ASSIGNMENT 1
Answer these questions using the comment thread below.
(a) According to the reply, what kind of trade was this, and what was it based on?
(b) What does the reply say gamblers do?
(c) What does special_situations see in britannia ltd.?
ASSIGNMENT 2
Reproduce the part of the comment thread below starting with "But Miss Bali" and going on through "do isn’t it?", word for word.

EXTRACT
• • • • • • •


    This was just one example of a relatively minor inefficiency. There are numerous examples of other far more glaring cases of market blindness.

  7. Curious says:

    Prof, is it that great an idea to bet a lot of money and then wait to make some little money hoping that you get lucky

    I thought luck was to be used the other way round

    But, HEY ! It worked, what can you say🙂

    “This was just one example of a relatively minor inefficiency. There are numerous examples of other far more glaring cases of market blindness.” – Really, then maybe you can write about them and not the dicey ones🙂

    But Miss Bali is quite enchating !

  8. Its never a great idea to bet a “lot of money” and then wait for luck to smile on you. That’s what gamblers do isn’t it?

    As mentioned in the original post, this was a small trade based on historical evidence. However, there were no surety it would work this time. Things that have worked in the past, need not always work in the future. But they may still be worth trying…

    • special_situations says:

      Hi Prof,

      good risk arbitrage in britannia ltd.

• • • • • • •

EXCERPTED DATA
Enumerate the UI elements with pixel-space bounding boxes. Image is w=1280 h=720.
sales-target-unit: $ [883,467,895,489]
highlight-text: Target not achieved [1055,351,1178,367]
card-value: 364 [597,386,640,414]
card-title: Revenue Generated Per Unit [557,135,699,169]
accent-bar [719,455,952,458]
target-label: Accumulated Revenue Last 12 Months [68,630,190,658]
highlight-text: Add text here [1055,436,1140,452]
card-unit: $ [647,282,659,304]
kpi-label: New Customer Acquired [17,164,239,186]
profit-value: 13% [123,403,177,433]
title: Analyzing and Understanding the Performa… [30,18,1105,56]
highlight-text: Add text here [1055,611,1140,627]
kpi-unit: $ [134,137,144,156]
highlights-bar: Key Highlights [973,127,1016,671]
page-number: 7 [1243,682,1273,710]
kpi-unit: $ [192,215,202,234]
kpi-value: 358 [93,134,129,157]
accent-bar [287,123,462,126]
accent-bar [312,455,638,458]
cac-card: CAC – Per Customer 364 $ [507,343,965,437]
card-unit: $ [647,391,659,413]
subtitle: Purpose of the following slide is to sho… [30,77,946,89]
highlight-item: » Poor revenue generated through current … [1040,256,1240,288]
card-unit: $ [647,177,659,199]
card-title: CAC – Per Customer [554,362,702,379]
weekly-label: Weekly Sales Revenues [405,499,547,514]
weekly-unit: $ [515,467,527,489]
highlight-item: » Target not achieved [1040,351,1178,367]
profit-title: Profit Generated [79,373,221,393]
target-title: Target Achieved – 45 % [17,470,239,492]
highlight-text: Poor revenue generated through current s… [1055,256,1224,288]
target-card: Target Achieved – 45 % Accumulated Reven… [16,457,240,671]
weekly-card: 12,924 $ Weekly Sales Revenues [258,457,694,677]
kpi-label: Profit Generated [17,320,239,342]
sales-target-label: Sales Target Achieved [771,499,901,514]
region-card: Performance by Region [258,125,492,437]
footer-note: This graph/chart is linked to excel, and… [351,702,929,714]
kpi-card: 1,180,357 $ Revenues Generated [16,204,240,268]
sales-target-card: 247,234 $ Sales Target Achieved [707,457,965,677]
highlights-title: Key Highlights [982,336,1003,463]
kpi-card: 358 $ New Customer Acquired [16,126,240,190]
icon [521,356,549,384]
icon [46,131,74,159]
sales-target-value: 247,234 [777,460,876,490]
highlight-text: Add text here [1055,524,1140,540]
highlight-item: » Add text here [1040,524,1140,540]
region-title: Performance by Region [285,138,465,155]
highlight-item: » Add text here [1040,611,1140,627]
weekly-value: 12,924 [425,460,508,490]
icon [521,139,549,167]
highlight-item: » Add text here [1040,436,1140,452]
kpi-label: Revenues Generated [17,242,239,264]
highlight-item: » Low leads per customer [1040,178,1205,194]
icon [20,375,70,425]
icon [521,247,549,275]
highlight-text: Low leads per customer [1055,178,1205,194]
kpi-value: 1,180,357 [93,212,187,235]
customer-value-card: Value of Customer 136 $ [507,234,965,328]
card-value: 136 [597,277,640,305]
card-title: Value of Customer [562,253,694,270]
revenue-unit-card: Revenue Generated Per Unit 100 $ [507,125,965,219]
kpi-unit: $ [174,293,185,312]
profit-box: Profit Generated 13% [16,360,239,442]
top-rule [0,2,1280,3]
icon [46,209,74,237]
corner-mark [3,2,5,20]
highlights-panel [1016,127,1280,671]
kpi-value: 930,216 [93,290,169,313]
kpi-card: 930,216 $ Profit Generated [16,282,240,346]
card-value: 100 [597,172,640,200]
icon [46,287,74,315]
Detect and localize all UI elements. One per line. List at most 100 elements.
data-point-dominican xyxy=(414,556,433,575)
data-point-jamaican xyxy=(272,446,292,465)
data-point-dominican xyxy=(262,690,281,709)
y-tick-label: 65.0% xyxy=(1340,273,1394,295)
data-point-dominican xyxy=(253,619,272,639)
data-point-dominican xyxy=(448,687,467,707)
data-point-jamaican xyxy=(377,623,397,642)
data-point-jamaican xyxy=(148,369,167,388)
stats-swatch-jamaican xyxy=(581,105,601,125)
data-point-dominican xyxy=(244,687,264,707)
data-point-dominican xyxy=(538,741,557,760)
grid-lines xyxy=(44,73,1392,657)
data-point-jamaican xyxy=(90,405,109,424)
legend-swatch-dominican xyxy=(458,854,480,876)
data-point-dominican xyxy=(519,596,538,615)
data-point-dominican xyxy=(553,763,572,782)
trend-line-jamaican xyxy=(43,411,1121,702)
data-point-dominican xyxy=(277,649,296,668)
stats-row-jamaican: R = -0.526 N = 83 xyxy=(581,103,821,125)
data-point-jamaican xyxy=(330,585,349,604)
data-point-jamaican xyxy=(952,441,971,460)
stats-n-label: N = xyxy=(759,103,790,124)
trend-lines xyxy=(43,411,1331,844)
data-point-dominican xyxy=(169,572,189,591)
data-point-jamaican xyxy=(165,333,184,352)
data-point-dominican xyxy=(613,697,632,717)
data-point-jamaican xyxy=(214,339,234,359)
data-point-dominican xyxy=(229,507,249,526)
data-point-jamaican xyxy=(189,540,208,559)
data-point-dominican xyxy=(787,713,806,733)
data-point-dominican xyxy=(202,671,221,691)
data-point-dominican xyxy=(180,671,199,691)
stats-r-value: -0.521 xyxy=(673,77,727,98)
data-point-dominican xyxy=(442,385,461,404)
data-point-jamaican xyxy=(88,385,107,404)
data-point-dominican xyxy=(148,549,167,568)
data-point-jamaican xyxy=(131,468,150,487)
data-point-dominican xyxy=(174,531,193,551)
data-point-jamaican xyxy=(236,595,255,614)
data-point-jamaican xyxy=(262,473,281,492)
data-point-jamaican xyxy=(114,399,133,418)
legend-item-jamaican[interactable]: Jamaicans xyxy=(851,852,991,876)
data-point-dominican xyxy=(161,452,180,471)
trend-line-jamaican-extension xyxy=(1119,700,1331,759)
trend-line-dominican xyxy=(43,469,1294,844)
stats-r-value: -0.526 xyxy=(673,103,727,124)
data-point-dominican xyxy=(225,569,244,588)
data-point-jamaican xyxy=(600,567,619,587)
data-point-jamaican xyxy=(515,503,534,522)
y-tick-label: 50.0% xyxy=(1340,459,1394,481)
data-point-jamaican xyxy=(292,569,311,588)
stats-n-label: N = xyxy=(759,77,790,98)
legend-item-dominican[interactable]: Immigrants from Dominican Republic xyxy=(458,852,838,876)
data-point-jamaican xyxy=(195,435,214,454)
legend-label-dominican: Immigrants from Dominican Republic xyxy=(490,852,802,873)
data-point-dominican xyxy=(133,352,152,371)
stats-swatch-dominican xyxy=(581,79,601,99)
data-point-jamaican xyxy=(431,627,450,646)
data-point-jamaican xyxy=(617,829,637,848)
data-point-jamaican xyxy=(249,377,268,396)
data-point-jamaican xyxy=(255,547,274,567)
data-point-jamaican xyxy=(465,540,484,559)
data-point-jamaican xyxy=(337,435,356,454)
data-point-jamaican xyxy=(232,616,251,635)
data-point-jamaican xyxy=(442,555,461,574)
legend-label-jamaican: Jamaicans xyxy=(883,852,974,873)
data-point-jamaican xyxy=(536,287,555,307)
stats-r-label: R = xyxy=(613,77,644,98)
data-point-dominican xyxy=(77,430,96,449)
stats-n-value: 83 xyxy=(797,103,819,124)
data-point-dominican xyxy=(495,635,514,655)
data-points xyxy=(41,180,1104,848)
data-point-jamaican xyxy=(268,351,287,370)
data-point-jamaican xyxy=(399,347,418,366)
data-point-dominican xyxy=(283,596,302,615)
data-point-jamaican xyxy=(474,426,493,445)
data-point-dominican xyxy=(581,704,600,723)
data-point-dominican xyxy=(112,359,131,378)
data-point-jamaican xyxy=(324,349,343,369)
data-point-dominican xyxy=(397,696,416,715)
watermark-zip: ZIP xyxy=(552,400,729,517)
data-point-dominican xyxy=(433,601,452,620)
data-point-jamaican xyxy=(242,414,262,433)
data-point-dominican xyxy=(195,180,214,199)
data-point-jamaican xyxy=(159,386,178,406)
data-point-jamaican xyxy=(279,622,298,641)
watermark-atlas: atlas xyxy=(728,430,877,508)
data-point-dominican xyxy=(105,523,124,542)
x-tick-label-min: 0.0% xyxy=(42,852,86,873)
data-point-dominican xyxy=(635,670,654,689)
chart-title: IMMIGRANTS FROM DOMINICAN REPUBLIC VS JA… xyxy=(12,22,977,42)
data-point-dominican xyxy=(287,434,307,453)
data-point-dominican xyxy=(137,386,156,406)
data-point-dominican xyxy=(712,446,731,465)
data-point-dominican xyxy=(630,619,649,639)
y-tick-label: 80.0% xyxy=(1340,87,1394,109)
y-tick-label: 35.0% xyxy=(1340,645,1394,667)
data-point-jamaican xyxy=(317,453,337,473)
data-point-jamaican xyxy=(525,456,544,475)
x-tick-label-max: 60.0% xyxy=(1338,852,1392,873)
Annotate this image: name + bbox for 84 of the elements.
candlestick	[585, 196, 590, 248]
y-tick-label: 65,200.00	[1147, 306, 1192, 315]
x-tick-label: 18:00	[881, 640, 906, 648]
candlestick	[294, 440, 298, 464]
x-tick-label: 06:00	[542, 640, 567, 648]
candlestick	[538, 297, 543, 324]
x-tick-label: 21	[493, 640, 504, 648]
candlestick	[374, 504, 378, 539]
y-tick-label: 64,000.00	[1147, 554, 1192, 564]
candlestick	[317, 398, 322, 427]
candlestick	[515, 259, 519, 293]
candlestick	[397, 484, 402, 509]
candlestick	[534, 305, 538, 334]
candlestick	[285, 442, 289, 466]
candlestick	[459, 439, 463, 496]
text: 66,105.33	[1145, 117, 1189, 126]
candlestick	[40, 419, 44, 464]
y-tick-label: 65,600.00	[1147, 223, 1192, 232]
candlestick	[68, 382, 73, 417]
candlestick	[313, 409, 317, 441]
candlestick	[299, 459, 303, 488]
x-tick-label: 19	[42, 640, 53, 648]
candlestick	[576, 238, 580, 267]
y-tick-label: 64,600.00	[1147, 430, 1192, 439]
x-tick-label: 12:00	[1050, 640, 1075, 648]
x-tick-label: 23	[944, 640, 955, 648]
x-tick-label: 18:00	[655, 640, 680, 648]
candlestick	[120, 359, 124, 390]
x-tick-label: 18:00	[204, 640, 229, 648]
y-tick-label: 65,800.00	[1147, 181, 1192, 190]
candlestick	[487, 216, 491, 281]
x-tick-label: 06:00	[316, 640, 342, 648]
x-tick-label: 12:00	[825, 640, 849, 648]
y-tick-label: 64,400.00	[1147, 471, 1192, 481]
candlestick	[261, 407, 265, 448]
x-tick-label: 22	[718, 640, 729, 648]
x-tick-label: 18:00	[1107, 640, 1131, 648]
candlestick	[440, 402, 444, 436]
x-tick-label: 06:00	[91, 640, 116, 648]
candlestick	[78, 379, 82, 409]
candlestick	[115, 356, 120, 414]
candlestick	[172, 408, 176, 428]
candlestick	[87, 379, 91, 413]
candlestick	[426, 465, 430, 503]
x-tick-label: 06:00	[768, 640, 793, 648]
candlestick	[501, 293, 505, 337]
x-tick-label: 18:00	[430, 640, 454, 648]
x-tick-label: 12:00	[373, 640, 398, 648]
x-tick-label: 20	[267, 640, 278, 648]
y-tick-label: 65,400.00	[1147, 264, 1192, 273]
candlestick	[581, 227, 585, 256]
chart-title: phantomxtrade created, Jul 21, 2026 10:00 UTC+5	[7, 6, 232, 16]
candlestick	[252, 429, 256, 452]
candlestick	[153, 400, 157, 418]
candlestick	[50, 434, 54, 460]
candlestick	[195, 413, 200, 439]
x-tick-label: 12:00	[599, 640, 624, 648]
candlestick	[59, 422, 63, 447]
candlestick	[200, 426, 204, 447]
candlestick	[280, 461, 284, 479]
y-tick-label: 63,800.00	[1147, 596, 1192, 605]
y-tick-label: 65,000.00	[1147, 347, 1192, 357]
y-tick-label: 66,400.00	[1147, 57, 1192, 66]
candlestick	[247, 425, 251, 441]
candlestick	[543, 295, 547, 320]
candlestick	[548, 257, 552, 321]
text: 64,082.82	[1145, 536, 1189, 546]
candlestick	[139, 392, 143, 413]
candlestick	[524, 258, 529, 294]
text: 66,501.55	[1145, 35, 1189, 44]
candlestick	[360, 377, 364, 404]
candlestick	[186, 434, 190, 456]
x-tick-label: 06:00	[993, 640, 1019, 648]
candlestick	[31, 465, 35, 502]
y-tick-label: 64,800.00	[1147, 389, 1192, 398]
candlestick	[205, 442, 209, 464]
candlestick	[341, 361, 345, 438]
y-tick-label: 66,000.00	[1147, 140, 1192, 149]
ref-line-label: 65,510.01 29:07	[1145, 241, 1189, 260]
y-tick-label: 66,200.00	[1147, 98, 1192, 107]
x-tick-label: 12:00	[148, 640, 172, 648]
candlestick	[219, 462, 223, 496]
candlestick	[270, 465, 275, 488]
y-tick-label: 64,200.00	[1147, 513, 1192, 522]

• • • • • • •

ANSWER SECTION 1
(a) It was a small trade based on historical evidence.
(b) They bet a "lot of money" and then wait for luck to smile on them.
(c) Good risk arbitrage.

ANSWER SECTION 2
But Miss Bali is quite enchating !

  8. Its never a great idea to bet a “lot of money” and then wait for luck to smile on you. That’s what gamblers do isn’t it?